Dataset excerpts
═══

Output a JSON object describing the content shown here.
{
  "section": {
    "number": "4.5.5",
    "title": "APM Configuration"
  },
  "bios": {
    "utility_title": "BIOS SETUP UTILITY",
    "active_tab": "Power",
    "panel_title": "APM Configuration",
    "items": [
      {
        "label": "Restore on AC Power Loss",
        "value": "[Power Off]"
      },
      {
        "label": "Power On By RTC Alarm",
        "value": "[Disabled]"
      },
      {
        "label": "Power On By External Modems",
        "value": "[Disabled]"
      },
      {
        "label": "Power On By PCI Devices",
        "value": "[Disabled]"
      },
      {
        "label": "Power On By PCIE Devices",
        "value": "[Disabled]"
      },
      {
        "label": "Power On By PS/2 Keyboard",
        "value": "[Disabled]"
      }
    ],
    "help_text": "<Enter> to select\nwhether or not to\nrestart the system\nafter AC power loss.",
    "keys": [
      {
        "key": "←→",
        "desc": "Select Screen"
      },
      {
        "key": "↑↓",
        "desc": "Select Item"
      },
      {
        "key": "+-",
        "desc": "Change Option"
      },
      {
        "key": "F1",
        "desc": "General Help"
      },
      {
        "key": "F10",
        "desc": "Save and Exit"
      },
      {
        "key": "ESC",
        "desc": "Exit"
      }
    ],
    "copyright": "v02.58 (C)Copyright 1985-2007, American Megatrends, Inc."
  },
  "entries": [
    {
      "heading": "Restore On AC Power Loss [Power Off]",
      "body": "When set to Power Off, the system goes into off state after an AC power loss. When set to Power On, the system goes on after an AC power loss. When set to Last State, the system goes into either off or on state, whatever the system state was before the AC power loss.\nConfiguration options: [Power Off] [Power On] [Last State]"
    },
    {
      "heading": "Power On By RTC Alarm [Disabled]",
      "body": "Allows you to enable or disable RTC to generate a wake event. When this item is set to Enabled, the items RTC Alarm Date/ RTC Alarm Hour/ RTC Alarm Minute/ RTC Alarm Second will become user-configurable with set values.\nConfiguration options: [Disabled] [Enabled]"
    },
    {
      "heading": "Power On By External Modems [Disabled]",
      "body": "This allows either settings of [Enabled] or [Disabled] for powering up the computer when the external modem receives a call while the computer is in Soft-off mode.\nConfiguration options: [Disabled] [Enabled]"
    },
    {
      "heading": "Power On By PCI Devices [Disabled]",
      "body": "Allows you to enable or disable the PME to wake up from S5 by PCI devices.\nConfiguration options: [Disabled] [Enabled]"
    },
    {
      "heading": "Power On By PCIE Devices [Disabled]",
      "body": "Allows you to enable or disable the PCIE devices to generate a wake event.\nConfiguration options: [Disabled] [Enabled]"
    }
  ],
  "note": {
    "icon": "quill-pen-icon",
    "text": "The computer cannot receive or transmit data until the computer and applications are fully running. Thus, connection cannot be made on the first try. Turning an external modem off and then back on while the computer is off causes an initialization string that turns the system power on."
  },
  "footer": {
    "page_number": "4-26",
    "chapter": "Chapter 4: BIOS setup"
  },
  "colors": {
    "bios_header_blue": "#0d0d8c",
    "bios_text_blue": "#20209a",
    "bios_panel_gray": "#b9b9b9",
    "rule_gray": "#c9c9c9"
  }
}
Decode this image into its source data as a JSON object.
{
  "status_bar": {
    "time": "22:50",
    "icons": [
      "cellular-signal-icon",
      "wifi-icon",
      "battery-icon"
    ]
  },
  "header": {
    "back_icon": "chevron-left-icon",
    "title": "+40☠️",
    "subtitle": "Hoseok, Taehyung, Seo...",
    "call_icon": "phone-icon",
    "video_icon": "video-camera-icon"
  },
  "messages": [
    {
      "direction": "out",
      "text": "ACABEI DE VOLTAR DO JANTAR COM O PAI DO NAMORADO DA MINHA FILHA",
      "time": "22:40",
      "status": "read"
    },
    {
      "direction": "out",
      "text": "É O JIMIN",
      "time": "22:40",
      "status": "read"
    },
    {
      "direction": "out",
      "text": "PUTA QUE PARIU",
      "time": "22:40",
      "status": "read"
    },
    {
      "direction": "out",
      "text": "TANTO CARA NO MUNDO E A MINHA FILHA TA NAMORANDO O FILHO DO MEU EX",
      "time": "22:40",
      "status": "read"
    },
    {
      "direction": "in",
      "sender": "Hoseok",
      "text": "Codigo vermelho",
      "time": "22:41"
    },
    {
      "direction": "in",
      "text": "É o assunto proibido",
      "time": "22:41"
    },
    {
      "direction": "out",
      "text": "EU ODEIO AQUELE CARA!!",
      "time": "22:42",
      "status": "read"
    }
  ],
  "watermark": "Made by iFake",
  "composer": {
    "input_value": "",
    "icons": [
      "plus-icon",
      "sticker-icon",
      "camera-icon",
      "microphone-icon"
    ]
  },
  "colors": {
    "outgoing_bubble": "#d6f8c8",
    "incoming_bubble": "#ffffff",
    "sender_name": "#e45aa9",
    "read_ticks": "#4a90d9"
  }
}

═══

Say how many lines have the string "camera" in them, offering no words beyond the number.

▸ RIGHT ANSWER:
2